WORK TO DO »
All entries must be extracted exactly, with nothing added or dropped.

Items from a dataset
* * * * *
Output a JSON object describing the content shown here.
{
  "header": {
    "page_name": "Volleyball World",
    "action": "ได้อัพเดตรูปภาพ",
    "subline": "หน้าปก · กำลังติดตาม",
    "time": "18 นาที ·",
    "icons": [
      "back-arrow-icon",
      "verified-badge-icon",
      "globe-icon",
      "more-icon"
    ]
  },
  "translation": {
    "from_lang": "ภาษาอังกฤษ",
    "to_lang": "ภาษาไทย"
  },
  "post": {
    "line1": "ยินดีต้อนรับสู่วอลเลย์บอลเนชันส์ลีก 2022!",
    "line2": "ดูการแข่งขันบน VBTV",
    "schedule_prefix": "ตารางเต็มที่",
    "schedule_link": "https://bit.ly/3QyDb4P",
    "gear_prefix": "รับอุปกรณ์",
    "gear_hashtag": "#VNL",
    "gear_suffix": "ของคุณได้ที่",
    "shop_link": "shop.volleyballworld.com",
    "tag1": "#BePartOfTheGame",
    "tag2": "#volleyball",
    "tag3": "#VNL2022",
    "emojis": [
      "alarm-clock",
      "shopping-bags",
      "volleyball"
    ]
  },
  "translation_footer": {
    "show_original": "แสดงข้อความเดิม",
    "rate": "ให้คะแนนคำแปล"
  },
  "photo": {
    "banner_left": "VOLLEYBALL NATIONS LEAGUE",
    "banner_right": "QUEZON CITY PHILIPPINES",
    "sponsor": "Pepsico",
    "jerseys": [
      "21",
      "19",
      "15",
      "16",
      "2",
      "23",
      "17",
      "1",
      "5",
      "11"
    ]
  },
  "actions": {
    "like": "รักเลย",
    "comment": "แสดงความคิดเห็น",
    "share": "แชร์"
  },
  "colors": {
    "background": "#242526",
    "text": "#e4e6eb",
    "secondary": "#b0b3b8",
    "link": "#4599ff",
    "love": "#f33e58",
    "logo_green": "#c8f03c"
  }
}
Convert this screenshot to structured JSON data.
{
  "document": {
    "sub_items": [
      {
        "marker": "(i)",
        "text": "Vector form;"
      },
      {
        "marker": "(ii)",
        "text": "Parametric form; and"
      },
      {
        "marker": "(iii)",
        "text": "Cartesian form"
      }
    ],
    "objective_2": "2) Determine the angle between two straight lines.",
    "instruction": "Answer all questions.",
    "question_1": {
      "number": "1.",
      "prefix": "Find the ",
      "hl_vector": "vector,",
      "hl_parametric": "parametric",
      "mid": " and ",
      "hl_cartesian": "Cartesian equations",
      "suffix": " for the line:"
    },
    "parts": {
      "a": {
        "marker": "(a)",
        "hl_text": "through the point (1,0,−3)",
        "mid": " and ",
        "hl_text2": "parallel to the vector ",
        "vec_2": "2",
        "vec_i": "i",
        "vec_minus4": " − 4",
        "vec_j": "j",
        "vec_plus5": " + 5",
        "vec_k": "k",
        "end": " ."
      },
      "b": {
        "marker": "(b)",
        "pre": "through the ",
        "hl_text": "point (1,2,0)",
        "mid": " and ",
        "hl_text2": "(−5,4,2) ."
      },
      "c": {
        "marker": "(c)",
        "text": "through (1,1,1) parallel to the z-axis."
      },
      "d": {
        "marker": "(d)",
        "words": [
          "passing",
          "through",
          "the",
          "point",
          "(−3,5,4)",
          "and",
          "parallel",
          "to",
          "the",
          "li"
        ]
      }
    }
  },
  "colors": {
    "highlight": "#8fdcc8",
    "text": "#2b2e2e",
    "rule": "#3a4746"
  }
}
* * * * *
OUTPUT OF THE TASK »
Output a JSON object describing the content shown here.
{
  "header": {
    "page_name": "Volleyball World",
    "action": "ได้อัพเดตรูปภาพ",
    "subline": "หน้าปก · กำลังติดตาม",
    "time": "18 นาที ·",
    "icons": [
      "back-arrow-icon",
      "verified-badge-icon",
      "globe-icon",
      "more-icon"
    ]
  },
  "translation": {
    "from_lang": "ภาษาอังกฤษ",
    "to_lang": "ภาษาไทย"
  },
  "post": {
    "line1": "ยินดีต้อนรับสู่วอลเลย์บอลเนชันส์ลีก 2022!",
    "line2": "ดูการแข่งขันบน VBTV",
    "schedule_prefix": "ตารางเต็มที่",
    "schedule_link": "https://bit.ly/3QyDb4P",
    "gear_prefix": "รับอุปกรณ์",
    "gear_hashtag": "#VNL",
    "gear_suffix": "ของคุณได้ที่",
    "shop_link": "shop.volleyballworld.com",
    "tag1": "#BePartOfTheGame",
    "tag2": "#volleyball",
    "tag3": "#VNL2022",
    "emojis": [
      "alarm-clock",
      "shopping-bags",
      "volleyball"
    ]
  },
  "translation_footer": {
    "show_original": "แสดงข้อความเดิม",
    "rate": "ให้คะแนนคำแปล"
  },
  "photo": {
    "banner_left": "VOLLEYBALL NATIONS LEAGUE",
    "banner_right": "QUEZON CITY PHILIPPINES",
    "sponsor": "Pepsico",
    "jerseys": [
      "21",
      "19",
      "15",
      "16",
      "2",
      "23",
      "17",
      "1",
      "5",
      "11"
    ]
  },
  "actions": {
    "like": "รักเลย",
    "comment": "แสดงความคิดเห็น",
    "share": "แชร์"
  },
  "colors": {
    "background": "#242526",
    "text": "#e4e6eb",
    "secondary": "#b0b3b8",
    "link": "#4599ff",
    "love": "#f33e58",
    "logo_green": "#c8f03c"
  }
}
Convert this screenshot to structured JSON data.
{
  "document": {
    "sub_items": [
      {
        "marker": "(i)",
        "text": "Vector form;"
      },
      {
        "marker": "(ii)",
        "text": "Parametric form; and"
      },
      {
        "marker": "(iii)",
        "text": "Cartesian form"
      }
    ],
    "objective_2": "2) Determine the angle between two straight lines.",
    "instruction": "Answer all questions.",
    "question_1": {
      "number": "1.",
      "prefix": "Find the ",
      "hl_vector": "vector,",
      "hl_parametric": "parametric",
      "mid": " and ",
      "hl_cartesian": "Cartesian equations",
      "suffix": " for the line:"
    },
    "parts": {
      "a": {
        "marker": "(a)",
        "hl_text": "through the point (1,0,−3)",
        "mid": " and ",
        "hl_text2": "parallel to the vector ",
        "vec_2": "2",
        "vec_i": "i",
        "vec_minus4": " − 4",
        "vec_j": "j",
        "vec_plus5": " + 5",
        "vec_k": "k",
        "end": " ."
      },
      "b": {
        "marker": "(b)",
        "pre": "through the ",
        "hl_text": "point (1,2,0)",
        "mid": " and ",
        "hl_text2": "(−5,4,2) ."
      },
      "c": {
        "marker": "(c)",
        "text": "through (1,1,1) parallel to the z-axis."
      },
      "d": {
        "marker": "(d)",
        "words": [
          "passing",
          "through",
          "the",
          "point",
          "(−3,5,4)",
          "and",
          "parallel",
          "to",
          "the",
          "li"
        ]
      }
    }
  },
  "colors": {
    "highlight": "#8fdcc8",
    "text": "#2b2e2e",
    "rule": "#3a4746"
  }
}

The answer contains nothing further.